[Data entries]
****************************************
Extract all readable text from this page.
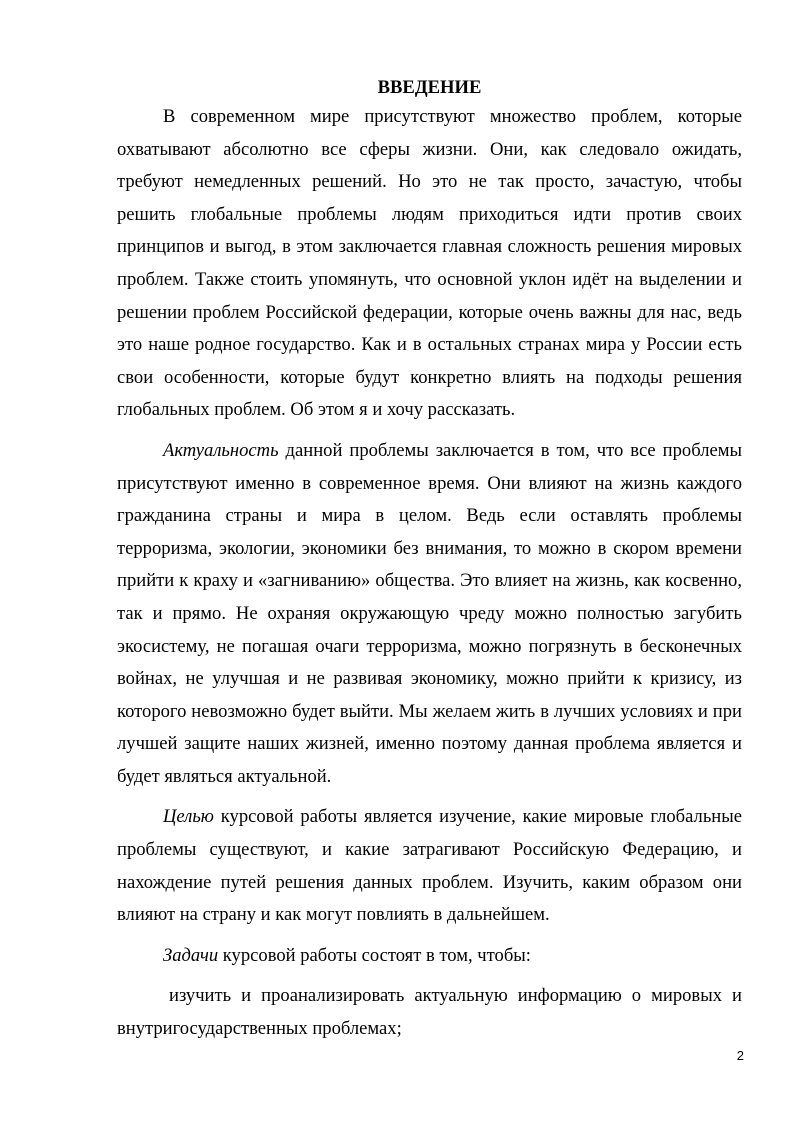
ВВЕДЕНИЕ

В современном мире присутствуют множество проблем, которые охватывают абсолютно все сферы жизни. Они, как следовало ожидать, требуют немедленных решений. Но это не так просто, зачастую, чтобы решить глобальные проблемы людям приходиться идти против своих принципов и выгод, в этом заключается главная сложность решения мировых проблем. Также стоить упомянуть, что основной уклон идёт на выделении и решении проблем Российской федерации, которые очень важны для нас, ведь это наше родное государство. Как и в остальных странах мира у России есть свои особенности, которые будут конкретно влиять на подходы решения глобальных проблем. Об этом я и хочу рассказать.

Актуальность данной проблемы заключается в том, что все проблемы присутствуют именно в современное время. Они влияют на жизнь каждого гражданина страны и мира в целом. Ведь если оставлять проблемы терроризма, экологии, экономики без внимания, то можно в скором времени прийти к краху и «загниванию» общества. Это влияет на жизнь, как косвенно, так и прямо. Не охраняя окружающую чреду можно полностью загубить экосистему, не погашая очаги терроризма, можно погрязнуть в бесконечных войнах, не улучшая и не развивая экономику, можно прийти к кризису, из которого невозможно будет выйти. Мы желаем жить в лучших условиях и при лучшей защите наших жизней, именно поэтому данная проблема является и будет являться актуальной.

Целью курсовой работы является изучение, какие мировые глобальные проблемы существуют, и какие затрагивают Российскую Федерацию, и нахождение путей решения данных проблем. Изучить, каким образом они влияют на страну и как могут повлиять в дальнейшем.

Задачи курсовой работы состоят в том, чтобы:

изучить и проанализировать актуальную информацию о мировых и внутригосударственных проблемах;

2
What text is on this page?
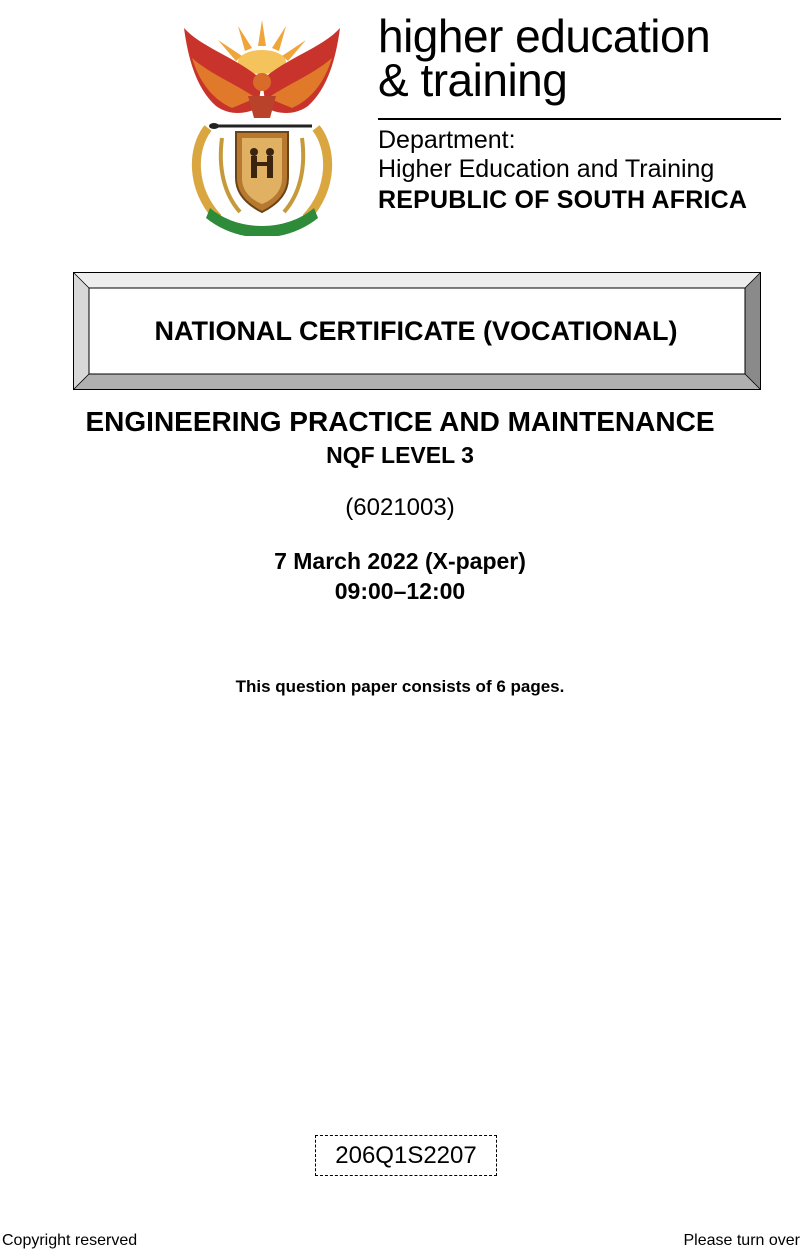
higher education
& training
Department:
Higher Education and Training
REPUBLIC OF SOUTH AFRICA
NATIONAL CERTIFICATE (VOCATIONAL)
ENGINEERING PRACTICE AND MAINTENANCE
NQF LEVEL 3
(6021003)
7 March 2022 (X-paper)
09:00–12:00
This question paper consists of 6 pages.
206Q1S2207
Copyright reserved	Please turn over
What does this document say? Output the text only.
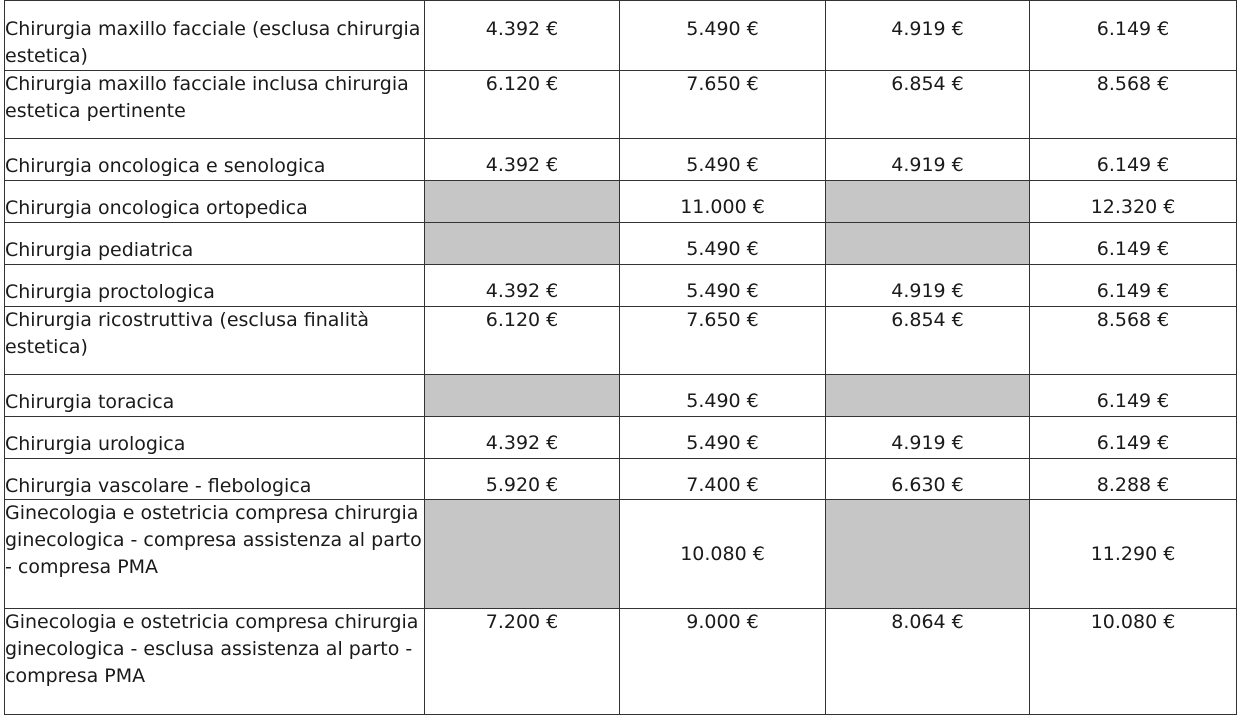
Chirurgia maxillo facciale (esclusa chirurgia estetica)	4.392 €	5.490 €	4.919 €	6.149 €
Chirurgia maxillo facciale inclusa chirurgia estetica pertinente	6.120 €	7.650 €	6.854 €	8.568 €
Chirurgia oncologica e senologica	4.392 €	5.490 €	4.919 €	6.149 €
Chirurgia oncologica ortopedica		11.000 €		12.320 €
Chirurgia pediatrica		5.490 €		6.149 €
Chirurgia proctologica	4.392 €	5.490 €	4.919 €	6.149 €
Chirurgia ricostruttiva (esclusa finalità estetica)	6.120 €	7.650 €	6.854 €	8.568 €
Chirurgia toracica		5.490 €		6.149 €
Chirurgia urologica	4.392 €	5.490 €	4.919 €	6.149 €
Chirurgia vascolare - flebologica	5.920 €	7.400 €	6.630 €	8.288 €
Ginecologia e ostetricia compresa chirurgia ginecologica - compresa assistenza al parto - compresa PMA		10.080 €		11.290 €
Ginecologia e ostetricia compresa chirurgia ginecologica - esclusa assistenza al parto - compresa PMA	7.200 €	9.000 €	8.064 €	10.080 €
****************************************
Written task
How many of the lines above include the string "What"? Reply with the number by itself.

Problem solution
2